(Dataset entries)
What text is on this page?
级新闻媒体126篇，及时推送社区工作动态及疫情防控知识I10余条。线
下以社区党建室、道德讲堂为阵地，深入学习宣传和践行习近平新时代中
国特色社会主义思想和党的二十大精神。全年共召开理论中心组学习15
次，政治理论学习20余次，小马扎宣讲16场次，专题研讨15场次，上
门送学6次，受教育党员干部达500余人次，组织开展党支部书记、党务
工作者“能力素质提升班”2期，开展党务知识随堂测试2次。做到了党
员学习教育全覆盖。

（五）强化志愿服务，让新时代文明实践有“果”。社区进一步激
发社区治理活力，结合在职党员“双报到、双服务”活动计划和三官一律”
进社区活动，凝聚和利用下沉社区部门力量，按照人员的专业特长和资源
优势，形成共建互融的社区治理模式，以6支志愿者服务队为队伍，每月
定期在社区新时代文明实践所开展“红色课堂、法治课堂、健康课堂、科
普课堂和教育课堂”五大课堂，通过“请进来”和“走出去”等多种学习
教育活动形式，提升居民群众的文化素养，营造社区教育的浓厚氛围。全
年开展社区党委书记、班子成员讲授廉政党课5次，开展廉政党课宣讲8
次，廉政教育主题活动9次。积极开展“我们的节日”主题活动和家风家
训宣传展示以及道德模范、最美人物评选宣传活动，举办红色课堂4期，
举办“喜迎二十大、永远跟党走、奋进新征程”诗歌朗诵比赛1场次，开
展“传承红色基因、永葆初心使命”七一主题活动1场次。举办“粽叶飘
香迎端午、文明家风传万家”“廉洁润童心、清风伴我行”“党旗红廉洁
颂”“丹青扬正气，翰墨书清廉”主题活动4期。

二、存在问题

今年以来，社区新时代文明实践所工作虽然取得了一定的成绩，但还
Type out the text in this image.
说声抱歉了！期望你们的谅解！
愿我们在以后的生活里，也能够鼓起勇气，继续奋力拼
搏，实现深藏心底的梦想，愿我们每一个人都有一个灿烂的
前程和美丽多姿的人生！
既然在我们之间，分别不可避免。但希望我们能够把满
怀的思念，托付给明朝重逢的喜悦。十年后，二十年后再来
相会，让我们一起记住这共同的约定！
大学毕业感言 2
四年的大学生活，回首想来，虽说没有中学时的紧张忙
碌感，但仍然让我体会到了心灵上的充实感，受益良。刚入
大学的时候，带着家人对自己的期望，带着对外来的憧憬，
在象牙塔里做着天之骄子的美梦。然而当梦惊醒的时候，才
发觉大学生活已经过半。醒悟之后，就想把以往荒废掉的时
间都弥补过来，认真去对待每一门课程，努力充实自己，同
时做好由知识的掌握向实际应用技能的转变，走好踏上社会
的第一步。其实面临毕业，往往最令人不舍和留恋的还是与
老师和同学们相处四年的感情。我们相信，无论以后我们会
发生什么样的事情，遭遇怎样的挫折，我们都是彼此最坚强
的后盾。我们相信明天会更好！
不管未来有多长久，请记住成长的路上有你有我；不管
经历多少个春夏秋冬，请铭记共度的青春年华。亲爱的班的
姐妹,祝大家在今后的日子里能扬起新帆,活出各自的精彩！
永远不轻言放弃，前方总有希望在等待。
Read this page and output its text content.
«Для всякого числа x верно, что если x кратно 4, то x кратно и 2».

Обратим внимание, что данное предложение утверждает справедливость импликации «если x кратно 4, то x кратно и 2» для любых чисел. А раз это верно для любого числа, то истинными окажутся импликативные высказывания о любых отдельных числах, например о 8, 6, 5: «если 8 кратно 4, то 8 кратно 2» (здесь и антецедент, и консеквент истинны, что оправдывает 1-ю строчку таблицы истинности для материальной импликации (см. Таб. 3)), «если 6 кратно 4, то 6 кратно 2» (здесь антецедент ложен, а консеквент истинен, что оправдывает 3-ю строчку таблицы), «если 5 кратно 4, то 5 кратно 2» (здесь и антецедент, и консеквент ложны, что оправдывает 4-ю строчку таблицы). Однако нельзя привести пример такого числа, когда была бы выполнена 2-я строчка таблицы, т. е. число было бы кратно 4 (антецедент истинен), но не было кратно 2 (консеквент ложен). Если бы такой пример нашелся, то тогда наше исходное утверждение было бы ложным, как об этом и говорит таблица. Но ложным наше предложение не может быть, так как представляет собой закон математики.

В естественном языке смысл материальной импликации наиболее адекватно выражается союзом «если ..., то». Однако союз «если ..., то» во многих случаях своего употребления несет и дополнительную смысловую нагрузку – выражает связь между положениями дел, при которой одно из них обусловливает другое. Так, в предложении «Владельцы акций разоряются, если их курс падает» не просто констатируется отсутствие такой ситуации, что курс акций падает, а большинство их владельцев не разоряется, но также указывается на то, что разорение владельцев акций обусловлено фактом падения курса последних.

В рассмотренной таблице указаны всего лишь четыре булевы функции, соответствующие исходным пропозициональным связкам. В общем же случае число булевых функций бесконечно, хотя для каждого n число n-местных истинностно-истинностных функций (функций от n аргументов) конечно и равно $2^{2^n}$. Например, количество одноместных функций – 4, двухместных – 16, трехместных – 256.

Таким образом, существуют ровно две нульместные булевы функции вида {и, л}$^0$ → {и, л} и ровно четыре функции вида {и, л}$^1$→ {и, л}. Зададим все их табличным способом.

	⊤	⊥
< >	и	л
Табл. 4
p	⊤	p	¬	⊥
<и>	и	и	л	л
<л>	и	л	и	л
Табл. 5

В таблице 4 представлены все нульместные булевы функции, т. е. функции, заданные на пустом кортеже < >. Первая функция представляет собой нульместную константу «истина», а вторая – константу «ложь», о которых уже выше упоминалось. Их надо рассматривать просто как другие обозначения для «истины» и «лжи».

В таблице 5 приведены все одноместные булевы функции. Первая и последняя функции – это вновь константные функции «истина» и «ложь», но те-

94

== WHAT NEEDS TO BE DONE ==
In the entries above, how many lines contain the word "ложь"? Answer with the number only.

== EXPECTED ANSWER ==
2